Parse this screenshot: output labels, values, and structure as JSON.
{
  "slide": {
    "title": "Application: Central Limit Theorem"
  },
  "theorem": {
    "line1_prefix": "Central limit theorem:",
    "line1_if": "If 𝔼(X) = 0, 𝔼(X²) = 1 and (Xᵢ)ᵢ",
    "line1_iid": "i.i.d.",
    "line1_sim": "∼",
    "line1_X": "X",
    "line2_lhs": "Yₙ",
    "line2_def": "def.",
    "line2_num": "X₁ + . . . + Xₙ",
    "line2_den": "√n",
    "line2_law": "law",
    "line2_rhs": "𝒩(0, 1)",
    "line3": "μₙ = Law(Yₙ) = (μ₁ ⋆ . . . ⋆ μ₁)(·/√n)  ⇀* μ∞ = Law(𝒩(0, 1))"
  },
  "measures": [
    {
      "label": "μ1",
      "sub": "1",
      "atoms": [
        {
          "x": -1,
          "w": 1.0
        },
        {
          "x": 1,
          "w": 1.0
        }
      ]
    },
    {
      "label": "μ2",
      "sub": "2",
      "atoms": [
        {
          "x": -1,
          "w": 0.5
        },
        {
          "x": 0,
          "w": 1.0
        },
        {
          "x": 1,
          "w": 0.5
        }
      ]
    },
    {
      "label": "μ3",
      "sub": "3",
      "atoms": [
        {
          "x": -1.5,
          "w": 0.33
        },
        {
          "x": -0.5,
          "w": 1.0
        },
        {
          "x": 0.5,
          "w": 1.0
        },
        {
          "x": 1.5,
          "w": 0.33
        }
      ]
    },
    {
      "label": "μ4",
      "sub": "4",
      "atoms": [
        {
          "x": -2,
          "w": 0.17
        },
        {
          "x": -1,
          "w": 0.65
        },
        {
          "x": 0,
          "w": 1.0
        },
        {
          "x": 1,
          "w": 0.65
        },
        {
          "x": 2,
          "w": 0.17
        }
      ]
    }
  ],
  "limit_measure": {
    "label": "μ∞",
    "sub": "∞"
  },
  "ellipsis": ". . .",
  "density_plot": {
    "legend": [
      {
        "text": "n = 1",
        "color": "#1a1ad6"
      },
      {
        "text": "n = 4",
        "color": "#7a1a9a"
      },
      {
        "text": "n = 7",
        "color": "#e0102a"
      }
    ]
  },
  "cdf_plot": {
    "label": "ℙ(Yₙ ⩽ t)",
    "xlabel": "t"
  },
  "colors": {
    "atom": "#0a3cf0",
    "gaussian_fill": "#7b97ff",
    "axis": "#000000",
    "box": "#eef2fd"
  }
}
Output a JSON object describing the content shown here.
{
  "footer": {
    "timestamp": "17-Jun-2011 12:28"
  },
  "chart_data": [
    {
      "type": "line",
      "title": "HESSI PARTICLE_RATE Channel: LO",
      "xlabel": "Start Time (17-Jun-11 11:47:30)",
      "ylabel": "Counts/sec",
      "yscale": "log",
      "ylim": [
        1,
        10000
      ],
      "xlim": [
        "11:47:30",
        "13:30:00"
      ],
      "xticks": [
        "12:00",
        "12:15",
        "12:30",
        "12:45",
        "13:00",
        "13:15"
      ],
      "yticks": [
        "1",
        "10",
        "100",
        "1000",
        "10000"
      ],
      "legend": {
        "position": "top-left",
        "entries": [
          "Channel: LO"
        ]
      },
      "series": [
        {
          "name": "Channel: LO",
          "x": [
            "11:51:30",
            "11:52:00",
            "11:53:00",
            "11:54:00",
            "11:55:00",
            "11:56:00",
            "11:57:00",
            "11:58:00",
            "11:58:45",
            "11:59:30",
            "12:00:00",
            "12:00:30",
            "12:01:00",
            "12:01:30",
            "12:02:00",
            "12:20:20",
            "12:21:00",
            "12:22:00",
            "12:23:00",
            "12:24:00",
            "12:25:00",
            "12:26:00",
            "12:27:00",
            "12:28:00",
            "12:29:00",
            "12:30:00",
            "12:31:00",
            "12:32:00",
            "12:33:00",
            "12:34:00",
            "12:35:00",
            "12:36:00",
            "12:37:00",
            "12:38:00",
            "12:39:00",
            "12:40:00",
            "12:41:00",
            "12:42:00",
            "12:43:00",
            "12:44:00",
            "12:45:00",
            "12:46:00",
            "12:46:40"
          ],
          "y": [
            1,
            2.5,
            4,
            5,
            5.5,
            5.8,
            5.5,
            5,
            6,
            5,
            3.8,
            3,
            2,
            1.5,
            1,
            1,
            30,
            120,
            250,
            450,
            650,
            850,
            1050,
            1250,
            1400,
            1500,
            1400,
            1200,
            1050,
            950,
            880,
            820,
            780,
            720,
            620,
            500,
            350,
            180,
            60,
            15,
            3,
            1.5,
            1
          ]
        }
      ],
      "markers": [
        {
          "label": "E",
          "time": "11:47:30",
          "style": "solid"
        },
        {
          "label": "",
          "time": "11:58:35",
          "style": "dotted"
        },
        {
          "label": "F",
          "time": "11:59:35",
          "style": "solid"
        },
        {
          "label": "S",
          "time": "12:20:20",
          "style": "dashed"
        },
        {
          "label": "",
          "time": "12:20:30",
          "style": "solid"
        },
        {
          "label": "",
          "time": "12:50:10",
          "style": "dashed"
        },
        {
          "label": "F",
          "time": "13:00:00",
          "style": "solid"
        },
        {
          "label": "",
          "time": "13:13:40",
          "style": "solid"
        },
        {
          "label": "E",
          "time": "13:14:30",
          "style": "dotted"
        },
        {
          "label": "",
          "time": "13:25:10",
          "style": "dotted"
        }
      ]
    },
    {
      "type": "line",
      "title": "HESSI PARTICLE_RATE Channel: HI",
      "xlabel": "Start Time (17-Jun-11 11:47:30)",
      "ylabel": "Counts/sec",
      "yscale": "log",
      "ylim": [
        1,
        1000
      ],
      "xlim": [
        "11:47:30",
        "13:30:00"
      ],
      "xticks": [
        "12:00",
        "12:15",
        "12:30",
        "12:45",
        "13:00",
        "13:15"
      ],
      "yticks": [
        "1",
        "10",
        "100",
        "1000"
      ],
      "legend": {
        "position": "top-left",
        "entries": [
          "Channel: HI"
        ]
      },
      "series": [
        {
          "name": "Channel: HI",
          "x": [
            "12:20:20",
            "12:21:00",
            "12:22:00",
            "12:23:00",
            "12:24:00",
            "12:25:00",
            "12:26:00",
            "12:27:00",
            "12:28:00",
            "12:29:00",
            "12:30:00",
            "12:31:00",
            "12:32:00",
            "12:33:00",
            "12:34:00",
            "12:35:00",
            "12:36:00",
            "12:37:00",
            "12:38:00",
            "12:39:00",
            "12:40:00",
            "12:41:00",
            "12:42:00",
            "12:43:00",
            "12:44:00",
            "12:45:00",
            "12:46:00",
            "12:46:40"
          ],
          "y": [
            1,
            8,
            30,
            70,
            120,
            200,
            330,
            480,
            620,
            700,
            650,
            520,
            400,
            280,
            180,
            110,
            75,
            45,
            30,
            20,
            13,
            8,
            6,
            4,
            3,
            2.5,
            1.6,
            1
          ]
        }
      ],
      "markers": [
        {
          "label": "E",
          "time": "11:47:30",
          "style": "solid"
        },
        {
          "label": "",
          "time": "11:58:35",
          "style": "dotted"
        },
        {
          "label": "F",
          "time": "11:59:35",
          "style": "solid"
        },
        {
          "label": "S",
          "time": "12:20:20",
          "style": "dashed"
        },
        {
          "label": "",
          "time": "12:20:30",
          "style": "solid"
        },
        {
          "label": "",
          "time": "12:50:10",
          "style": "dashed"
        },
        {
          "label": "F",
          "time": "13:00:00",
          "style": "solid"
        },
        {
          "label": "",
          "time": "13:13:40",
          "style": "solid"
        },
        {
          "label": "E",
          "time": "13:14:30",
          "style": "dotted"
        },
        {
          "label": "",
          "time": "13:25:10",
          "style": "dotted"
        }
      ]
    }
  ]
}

Problem »
Copy each line from the records above that includes the string "Channel".

Expected answer »
      "title": "HESSI PARTICLE_RATE Channel: LO",
          "Channel: LO"
          "name": "Channel: LO",
      "title": "HESSI PARTICLE_RATE Channel: HI",
          "Channel: HI"
          "name": "Channel: HI",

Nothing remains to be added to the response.